= WHAT YOU NEED TO DO =
Recast the lines of each of the records below as a numbered list, leaving out any blank lines.

= RECORDS PROVIDED =
>>>

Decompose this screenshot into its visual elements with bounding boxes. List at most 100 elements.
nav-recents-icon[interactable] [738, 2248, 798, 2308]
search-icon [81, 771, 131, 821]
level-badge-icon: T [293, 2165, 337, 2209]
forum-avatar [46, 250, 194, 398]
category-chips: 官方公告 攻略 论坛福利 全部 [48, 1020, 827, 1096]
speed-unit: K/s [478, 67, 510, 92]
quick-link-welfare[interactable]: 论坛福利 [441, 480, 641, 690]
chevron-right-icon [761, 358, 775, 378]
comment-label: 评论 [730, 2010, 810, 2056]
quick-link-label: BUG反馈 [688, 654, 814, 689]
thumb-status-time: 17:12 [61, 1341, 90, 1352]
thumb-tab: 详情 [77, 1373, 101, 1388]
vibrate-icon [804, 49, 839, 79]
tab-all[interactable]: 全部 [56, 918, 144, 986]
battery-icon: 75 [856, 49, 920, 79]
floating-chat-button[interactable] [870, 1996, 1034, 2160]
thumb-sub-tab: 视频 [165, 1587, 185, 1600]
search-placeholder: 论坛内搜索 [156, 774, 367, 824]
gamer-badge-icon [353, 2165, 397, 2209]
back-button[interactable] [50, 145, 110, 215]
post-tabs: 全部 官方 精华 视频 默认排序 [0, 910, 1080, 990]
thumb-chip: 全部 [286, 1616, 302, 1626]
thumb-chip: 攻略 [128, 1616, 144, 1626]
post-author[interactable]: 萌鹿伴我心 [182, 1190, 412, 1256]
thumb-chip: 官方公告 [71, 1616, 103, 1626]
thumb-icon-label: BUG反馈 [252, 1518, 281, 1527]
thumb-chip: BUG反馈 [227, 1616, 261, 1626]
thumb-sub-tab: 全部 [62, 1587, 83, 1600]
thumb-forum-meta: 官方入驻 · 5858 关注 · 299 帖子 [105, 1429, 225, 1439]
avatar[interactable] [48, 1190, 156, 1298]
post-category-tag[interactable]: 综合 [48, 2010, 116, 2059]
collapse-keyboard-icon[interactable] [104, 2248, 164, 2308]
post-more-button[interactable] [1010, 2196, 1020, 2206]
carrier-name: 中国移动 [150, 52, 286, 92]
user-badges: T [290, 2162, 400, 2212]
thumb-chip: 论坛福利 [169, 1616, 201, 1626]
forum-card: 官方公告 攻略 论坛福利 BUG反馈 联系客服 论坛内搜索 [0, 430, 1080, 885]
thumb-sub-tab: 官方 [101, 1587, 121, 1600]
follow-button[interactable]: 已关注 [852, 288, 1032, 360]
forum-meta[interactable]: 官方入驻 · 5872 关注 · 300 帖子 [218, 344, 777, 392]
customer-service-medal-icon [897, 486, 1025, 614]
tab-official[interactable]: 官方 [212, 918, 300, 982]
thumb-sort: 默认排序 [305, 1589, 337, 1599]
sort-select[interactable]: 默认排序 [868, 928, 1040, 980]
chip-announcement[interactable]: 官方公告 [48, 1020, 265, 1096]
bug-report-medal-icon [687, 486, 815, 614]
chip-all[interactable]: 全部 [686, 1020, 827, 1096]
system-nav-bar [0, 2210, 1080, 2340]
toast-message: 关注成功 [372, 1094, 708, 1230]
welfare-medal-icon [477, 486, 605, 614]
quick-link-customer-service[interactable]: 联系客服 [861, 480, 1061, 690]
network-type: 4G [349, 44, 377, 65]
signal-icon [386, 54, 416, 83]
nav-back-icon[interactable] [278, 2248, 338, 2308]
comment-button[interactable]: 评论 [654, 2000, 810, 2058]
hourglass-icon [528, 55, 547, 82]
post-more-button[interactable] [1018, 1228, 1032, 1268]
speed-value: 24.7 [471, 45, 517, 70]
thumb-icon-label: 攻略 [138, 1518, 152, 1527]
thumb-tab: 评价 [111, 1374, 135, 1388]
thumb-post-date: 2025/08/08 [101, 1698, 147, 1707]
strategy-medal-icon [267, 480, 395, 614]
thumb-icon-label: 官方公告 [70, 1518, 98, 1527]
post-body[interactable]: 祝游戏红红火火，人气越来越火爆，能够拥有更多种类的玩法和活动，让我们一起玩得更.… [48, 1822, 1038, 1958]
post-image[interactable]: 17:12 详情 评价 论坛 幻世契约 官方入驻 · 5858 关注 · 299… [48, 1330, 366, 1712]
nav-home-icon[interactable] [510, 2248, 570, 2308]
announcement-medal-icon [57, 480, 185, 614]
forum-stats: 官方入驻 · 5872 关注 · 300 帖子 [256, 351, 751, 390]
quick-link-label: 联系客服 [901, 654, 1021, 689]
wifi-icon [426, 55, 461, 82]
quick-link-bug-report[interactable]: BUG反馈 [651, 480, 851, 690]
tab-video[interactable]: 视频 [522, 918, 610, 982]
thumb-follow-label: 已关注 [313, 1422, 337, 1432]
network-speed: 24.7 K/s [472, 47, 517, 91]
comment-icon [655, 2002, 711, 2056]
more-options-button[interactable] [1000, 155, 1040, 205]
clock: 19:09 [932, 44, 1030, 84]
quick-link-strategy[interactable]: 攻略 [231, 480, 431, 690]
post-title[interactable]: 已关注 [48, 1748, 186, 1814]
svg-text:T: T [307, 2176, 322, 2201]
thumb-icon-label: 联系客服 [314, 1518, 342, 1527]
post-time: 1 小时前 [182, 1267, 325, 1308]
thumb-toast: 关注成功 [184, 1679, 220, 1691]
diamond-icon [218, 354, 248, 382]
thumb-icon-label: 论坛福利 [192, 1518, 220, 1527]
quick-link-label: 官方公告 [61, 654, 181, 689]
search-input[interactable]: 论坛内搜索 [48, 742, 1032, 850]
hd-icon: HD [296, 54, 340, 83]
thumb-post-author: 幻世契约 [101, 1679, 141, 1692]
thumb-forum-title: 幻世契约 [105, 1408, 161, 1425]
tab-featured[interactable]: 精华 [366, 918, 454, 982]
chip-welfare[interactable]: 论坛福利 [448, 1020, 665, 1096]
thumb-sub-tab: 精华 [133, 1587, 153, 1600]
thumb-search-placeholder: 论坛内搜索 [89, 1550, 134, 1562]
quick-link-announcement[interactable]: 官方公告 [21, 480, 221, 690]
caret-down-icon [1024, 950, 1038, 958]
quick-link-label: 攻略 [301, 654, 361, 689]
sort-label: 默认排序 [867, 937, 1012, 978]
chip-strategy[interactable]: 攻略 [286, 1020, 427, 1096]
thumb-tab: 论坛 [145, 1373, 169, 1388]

<<<

= ANSWER TO THIS TASK =
1. Decompose this screenshot into its visual elements with bounding boxes. List at most 100 elements.
2. nav-recents-icon[interactable] [738, 2248, 798, 2308]
3. search-icon [81, 771, 131, 821]
4. level-badge-icon: T [293, 2165, 337, 2209]
5. forum-avatar [46, 250, 194, 398]
6. category-chips: 官方公告 攻略 论坛福利 全部 [48, 1020, 827, 1096]
7. speed-unit: K/s [478, 67, 510, 92]
8. quick-link-welfare[interactable]: 论坛福利 [441, 480, 641, 690]
9. chevron-right-icon [761, 358, 775, 378]
10. comment-label: 评论 [730, 2010, 810, 2056]
11. quick-link-label: BUG反馈 [688, 654, 814, 689]
12. thumb-status-time: 17:12 [61, 1341, 90, 1352]
13. thumb-tab: 详情 [77, 1373, 101, 1388]
14. vibrate-icon [804, 49, 839, 79]
15. tab-all[interactable]: 全部 [56, 918, 144, 986]
16. battery-icon: 75 [856, 49, 920, 79]
17. floating-chat-button[interactable] [870, 1996, 1034, 2160]
18. thumb-sub-tab: 视频 [165, 1587, 185, 1600]
19. search-placeholder: 论坛内搜索 [156, 774, 367, 824]
20. gamer-badge-icon [353, 2165, 397, 2209]
21. back-button[interactable] [50, 145, 110, 215]
22. post-tabs: 全部 官方 精华 视频 默认排序 [0, 910, 1080, 990]
23. thumb-chip: 全部 [286, 1616, 302, 1626]
24. thumb-chip: 攻略 [128, 1616, 144, 1626]
25. post-author[interactable]: 萌鹿伴我心 [182, 1190, 412, 1256]
26. thumb-chip: 官方公告 [71, 1616, 103, 1626]
27. thumb-icon-label: BUG反馈 [252, 1518, 281, 1527]
28. thumb-chip: BUG反馈 [227, 1616, 261, 1626]
29. thumb-sub-tab: 全部 [62, 1587, 83, 1600]
30. thumb-forum-meta: 官方入驻 · 5858 关注 · 299 帖子 [105, 1429, 225, 1439]
31. avatar[interactable] [48, 1190, 156, 1298]
32. post-category-tag[interactable]: 综合 [48, 2010, 116, 2059]
33. collapse-keyboard-icon[interactable] [104, 2248, 164, 2308]
34. post-more-button[interactable] [1010, 2196, 1020, 2206]
35. carrier-name: 中国移动 [150, 52, 286, 92]
36. user-badges: T [290, 2162, 400, 2212]
37. thumb-chip: 论坛福利 [169, 1616, 201, 1626]
38. forum-card: 官方公告 攻略 论坛福利 BUG反馈 联系客服 论坛内搜索 [0, 430, 1080, 885]
39. thumb-sub-tab: 官方 [101, 1587, 121, 1600]
40. follow-button[interactable]: 已关注 [852, 288, 1032, 360]
41. forum-meta[interactable]: 官方入驻 · 5872 关注 · 300 帖子 [218, 344, 777, 392]
42. customer-service-medal-icon [897, 486, 1025, 614]
43. tab-official[interactable]: 官方 [212, 918, 300, 982]
44. thumb-sort: 默认排序 [305, 1589, 337, 1599]
45. sort-select[interactable]: 默认排序 [868, 928, 1040, 980]
46. chip-announcement[interactable]: 官方公告 [48, 1020, 265, 1096]
47. bug-report-medal-icon [687, 486, 815, 614]
48. chip-all[interactable]: 全部 [686, 1020, 827, 1096]
49. system-nav-bar [0, 2210, 1080, 2340]
50. toast-message: 关注成功 [372, 1094, 708, 1230]
51. welfare-medal-icon [477, 486, 605, 614]
52. quick-link-customer-service[interactable]: 联系客服 [861, 480, 1061, 690]
53. network-type: 4G [349, 44, 377, 65]
54. signal-icon [386, 54, 416, 83]
55. nav-back-icon[interactable] [278, 2248, 338, 2308]
56. comment-button[interactable]: 评论 [654, 2000, 810, 2058]
57. hourglass-icon [528, 55, 547, 82]
58. post-more-button[interactable] [1018, 1228, 1032, 1268]
59. speed-value: 24.7 [471, 45, 517, 70]
60. thumb-icon-label: 攻略 [138, 1518, 152, 1527]
61. thumb-tab: 评价 [111, 1374, 135, 1388]
62. thumb-post-date: 2025/08/08 [101, 1698, 147, 1707]
63. strategy-medal-icon [267, 480, 395, 614]
64. thumb-icon-label: 官方公告 [70, 1518, 98, 1527]
65. post-body[interactable]: 祝游戏红红火火，人气越来越火爆，能够拥有更多种类的玩法和活动，让我们一起玩得更.… [48, 1822, 1038, 1958]
66. post-image[interactable]: 17:12 详情 评价 论坛 幻世契约 官方入驻 · 5858 关注 · 299… [48, 1330, 366, 1712]
67. nav-home-icon[interactable] [510, 2248, 570, 2308]
68. announcement-medal-icon [57, 480, 185, 614]
69. forum-stats: 官方入驻 · 5872 关注 · 300 帖子 [256, 351, 751, 390]
70. quick-link-label: 联系客服 [901, 654, 1021, 689]
71. wifi-icon [426, 55, 461, 82]
72. quick-link-bug-report[interactable]: BUG反馈 [651, 480, 851, 690]
73. tab-video[interactable]: 视频 [522, 918, 610, 982]
74. thumb-follow-label: 已关注 [313, 1422, 337, 1432]
75. network-speed: 24.7 K/s [472, 47, 517, 91]
76. comment-icon [655, 2002, 711, 2056]
77. more-options-button[interactable] [1000, 155, 1040, 205]
78. clock: 19:09 [932, 44, 1030, 84]
79. quick-link-strategy[interactable]: 攻略 [231, 480, 431, 690]
80. post-title[interactable]: 已关注 [48, 1748, 186, 1814]
81. svg-text:T: T [307, 2176, 322, 2201]
82. thumb-icon-label: 联系客服 [314, 1518, 342, 1527]
83. post-time: 1 小时前 [182, 1267, 325, 1308]
84. thumb-toast: 关注成功 [184, 1679, 220, 1691]
85. diamond-icon [218, 354, 248, 382]
86. thumb-icon-label: 论坛福利 [192, 1518, 220, 1527]
87. quick-link-label: 官方公告 [61, 654, 181, 689]
88. search-input[interactable]: 论坛内搜索 [48, 742, 1032, 850]
89. hd-icon: HD [296, 54, 340, 83]
90. thumb-post-author: 幻世契约 [101, 1679, 141, 1692]
91. thumb-forum-title: 幻世契约 [105, 1408, 161, 1425]
92. tab-featured[interactable]: 精华 [366, 918, 454, 982]
93. chip-welfare[interactable]: 论坛福利 [448, 1020, 665, 1096]
94. thumb-sub-tab: 精华 [133, 1587, 153, 1600]
95. thumb-search-placeholder: 论坛内搜索 [89, 1550, 134, 1562]
96. quick-link-announcement[interactable]: 官方公告 [21, 480, 221, 690]
97. caret-down-icon [1024, 950, 1038, 958]
98. quick-link-label: 攻略 [301, 654, 361, 689]
99. sort-label: 默认排序 [867, 937, 1012, 978]
100. chip-strategy[interactable]: 攻略 [286, 1020, 427, 1096]
101. thumb-tab: 论坛 [145, 1373, 169, 1388]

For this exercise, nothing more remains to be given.